What the task asks:
Could you quote, exactly as they stand, the lines running from the one with "Type out the text in this image." to the final line of the material?

Given data:

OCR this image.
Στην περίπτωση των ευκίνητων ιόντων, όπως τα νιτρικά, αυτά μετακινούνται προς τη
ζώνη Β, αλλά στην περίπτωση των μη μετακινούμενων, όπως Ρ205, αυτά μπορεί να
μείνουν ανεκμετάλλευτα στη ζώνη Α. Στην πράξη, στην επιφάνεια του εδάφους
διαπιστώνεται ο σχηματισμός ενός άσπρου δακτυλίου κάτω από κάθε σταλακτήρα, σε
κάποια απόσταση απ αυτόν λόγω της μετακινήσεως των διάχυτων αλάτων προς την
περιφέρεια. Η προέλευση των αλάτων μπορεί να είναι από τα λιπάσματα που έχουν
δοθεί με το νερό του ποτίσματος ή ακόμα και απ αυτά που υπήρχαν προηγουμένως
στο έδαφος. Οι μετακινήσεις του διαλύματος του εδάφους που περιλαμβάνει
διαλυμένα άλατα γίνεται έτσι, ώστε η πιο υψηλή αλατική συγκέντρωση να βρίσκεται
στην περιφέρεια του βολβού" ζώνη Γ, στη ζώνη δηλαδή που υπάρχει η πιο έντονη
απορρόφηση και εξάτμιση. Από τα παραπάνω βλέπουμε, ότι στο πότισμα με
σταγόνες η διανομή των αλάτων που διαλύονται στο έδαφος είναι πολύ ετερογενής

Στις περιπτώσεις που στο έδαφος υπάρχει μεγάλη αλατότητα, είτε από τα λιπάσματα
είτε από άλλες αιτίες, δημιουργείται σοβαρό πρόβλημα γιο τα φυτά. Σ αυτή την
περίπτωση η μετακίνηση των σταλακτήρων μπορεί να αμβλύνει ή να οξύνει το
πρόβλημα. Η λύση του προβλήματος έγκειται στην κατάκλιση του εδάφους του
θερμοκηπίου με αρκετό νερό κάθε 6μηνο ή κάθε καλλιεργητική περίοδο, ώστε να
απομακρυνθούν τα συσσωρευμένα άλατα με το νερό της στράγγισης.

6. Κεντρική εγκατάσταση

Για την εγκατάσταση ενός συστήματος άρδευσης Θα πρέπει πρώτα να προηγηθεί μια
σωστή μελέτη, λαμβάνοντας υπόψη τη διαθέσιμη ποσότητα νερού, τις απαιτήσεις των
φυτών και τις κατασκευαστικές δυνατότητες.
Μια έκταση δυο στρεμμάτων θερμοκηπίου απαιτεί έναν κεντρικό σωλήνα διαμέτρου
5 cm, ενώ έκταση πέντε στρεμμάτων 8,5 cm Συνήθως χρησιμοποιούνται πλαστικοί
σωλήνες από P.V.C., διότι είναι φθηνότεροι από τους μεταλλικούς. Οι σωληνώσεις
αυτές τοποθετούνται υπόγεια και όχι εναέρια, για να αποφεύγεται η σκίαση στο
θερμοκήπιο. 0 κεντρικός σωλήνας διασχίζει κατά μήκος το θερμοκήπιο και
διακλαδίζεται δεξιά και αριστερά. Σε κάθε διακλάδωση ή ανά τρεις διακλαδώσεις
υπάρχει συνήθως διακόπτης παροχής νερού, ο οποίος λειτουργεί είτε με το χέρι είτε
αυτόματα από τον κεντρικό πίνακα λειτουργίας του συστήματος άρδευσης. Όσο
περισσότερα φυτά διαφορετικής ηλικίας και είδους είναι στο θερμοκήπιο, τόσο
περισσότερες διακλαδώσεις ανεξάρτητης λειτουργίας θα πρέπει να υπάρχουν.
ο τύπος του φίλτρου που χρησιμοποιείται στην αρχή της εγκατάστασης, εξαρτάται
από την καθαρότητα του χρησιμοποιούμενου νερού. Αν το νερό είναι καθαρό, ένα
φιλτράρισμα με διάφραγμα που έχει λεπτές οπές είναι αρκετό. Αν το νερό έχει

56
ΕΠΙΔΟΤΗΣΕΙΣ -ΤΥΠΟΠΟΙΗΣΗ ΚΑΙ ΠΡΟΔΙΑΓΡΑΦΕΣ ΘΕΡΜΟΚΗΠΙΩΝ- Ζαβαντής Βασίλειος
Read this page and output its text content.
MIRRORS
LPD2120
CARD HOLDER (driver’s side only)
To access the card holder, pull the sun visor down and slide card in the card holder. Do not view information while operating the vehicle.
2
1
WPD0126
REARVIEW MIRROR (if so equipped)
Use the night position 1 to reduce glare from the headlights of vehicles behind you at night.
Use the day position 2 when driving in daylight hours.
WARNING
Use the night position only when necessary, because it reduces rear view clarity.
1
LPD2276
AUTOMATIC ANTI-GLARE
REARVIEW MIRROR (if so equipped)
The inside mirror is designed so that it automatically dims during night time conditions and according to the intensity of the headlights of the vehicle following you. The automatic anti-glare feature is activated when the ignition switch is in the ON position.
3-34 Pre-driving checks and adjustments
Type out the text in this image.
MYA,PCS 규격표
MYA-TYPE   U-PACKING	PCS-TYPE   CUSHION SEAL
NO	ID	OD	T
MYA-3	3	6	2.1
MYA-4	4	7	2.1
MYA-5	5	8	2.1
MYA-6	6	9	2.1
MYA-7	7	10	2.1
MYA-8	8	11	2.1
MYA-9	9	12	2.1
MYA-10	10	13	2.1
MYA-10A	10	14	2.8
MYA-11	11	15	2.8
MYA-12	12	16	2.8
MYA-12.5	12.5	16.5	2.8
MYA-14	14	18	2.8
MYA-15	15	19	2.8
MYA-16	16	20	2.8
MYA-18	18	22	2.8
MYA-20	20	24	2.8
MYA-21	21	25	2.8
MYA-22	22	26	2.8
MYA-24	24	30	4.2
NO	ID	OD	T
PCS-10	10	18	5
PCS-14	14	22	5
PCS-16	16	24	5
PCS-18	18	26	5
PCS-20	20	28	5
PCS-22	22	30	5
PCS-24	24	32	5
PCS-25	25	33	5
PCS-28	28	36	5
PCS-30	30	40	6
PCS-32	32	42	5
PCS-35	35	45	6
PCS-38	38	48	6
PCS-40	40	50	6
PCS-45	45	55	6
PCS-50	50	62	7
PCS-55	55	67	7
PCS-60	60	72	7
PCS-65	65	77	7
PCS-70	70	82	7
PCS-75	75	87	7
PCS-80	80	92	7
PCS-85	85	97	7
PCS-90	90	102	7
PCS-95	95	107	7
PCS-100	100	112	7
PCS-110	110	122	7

Answer for the task:
Type out the text in this image.
MYA,PCS 규격표
MYA-TYPE   U-PACKING	PCS-TYPE   CUSHION SEAL
NO	ID	OD	T
MYA-3	3	6	2.1
MYA-4	4	7	2.1
MYA-5	5	8	2.1
MYA-6	6	9	2.1
MYA-7	7	10	2.1
MYA-8	8	11	2.1
MYA-9	9	12	2.1
MYA-10	10	13	2.1
MYA-10A	10	14	2.8
MYA-11	11	15	2.8
MYA-12	12	16	2.8
MYA-12.5	12.5	16.5	2.8
MYA-14	14	18	2.8
MYA-15	15	19	2.8
MYA-16	16	20	2.8
MYA-18	18	22	2.8
MYA-20	20	24	2.8
MYA-21	21	25	2.8
MYA-22	22	26	2.8
MYA-24	24	30	4.2
NO	ID	OD	T
PCS-10	10	18	5
PCS-14	14	22	5
PCS-16	16	24	5
PCS-18	18	26	5
PCS-20	20	28	5
PCS-22	22	30	5
PCS-24	24	32	5
PCS-25	25	33	5
PCS-28	28	36	5
PCS-30	30	40	6
PCS-32	32	42	5
PCS-35	35	45	6
PCS-38	38	48	6
PCS-40	40	50	6
PCS-45	45	55	6
PCS-50	50	62	7
PCS-55	55	67	7
PCS-60	60	72	7
PCS-65	65	77	7
PCS-70	70	82	7
PCS-75	75	87	7
PCS-80	80	92	7
PCS-85	85	97	7
PCS-90	90	102	7
PCS-95	95	107	7
PCS-100	100	112	7
PCS-110	110	122	7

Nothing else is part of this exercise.